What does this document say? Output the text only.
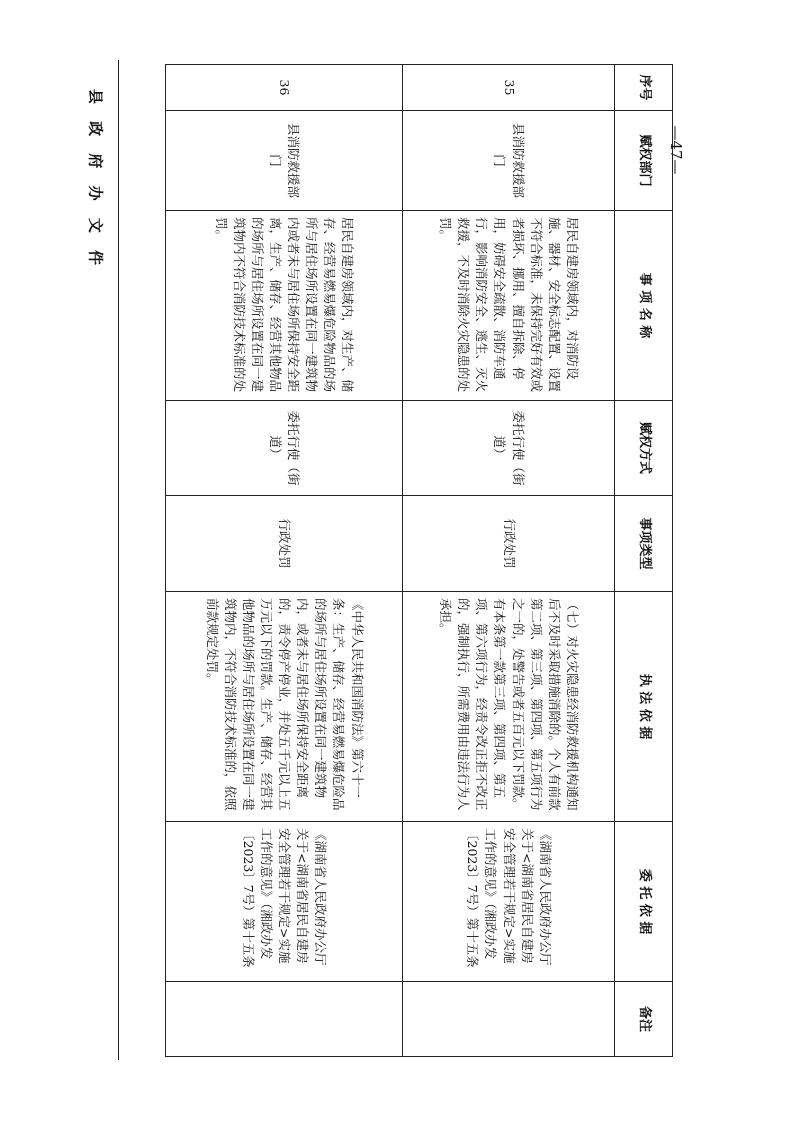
县 政 府 办 文 件	—47—
序号	赋权部门	事 项 名 称	赋权方式	事项类型	执 法 依 据	委 托 依 据	备注
35	县消防救援部门	居民自建房领域内，对消防设施、器材、安全标志配置、设置不符合标准，未保持完好有效或者损坏、挪用、擅自拆除、停用，妨碍安全疏散、消防车通行，影响消防安全、逃生、灭火救援，不及时消除火灾隐患的处罚。	委托行使（街道）	行政处罚	（七）对火灾隐患经消防救援机构通知后不及时采取措施消除的。个人有前款第二项、第三项、第四项、第五项行为之一的，处警告或者五百元以下罚款。有本条第一款第三项、第四项、第五项、第六项行为，经责令改正拒不改正的，强制执行，所需费用由违法行为人承担。	《湖南省人民政府办公厅关于<湖南省居民自建房安全管理若干规定>实施工作的意见》（湘政办发〔2023〕7号）第十五条	
36	县消防救援部门	居民自建房领域内，对生产、储存、经营易燃易爆危险物品的场所与居住场所设置在同一建筑物内或者未与居住场所保持安全距离，生产、储存、经营其他物品的场所与居住场所设置在同一建筑物内不符合消防技术标准的处罚。	委托行使（街道）	行政处罚	《中华人民共和国消防法》第六十一条：生产、储存、经营易燃易爆危险品的场所与居住场所设置在同一建筑物内，或者未与居住场所保持安全距离的，责令停产停业，并处五千元以上五万元以下的罚款。生产、储存、经营其他物品的场所与居住场所设置在同一建筑物内，不符合消防技术标准的，依照前款规定处罚。	《湖南省人民政府办公厅关于<湖南省居民自建房安全管理若干规定>实施工作的意见》（湘政办发〔2023〕7号）第十五条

::::::

■ **WHAT IS NEEDED**:
Extract all the entries word for word; omit any pictures.

■ **THE COMPLETED TASK**:
What does this document say? Output the text only.
县 政 府 办 文 件	—47—
序号	赋权部门	事 项 名 称	赋权方式	事项类型	执 法 依 据	委 托 依 据	备注
35	县消防救援部门	居民自建房领域内，对消防设施、器材、安全标志配置、设置不符合标准，未保持完好有效或者损坏、挪用、擅自拆除、停用，妨碍安全疏散、消防车通行，影响消防安全、逃生、灭火救援，不及时消除火灾隐患的处罚。	委托行使（街道）	行政处罚	（七）对火灾隐患经消防救援机构通知后不及时采取措施消除的。个人有前款第二项、第三项、第四项、第五项行为之一的，处警告或者五百元以下罚款。有本条第一款第三项、第四项、第五项、第六项行为，经责令改正拒不改正的，强制执行，所需费用由违法行为人承担。	《湖南省人民政府办公厅关于<湖南省居民自建房安全管理若干规定>实施工作的意见》（湘政办发〔2023〕7号）第十五条	
36	县消防救援部门	居民自建房领域内，对生产、储存、经营易燃易爆危险物品的场所与居住场所设置在同一建筑物内或者未与居住场所保持安全距离，生产、储存、经营其他物品的场所与居住场所设置在同一建筑物内不符合消防技术标准的处罚。	委托行使（街道）	行政处罚	《中华人民共和国消防法》第六十一条：生产、储存、经营易燃易爆危险品的场所与居住场所设置在同一建筑物内，或者未与居住场所保持安全距离的，责令停产停业，并处五千元以上五万元以下的罚款。生产、储存、经营其他物品的场所与居住场所设置在同一建筑物内，不符合消防技术标准的，依照前款规定处罚。	《湖南省人民政府办公厅关于<湖南省居民自建房安全管理若干规定>实施工作的意见》（湘政办发〔2023〕7号）第十五条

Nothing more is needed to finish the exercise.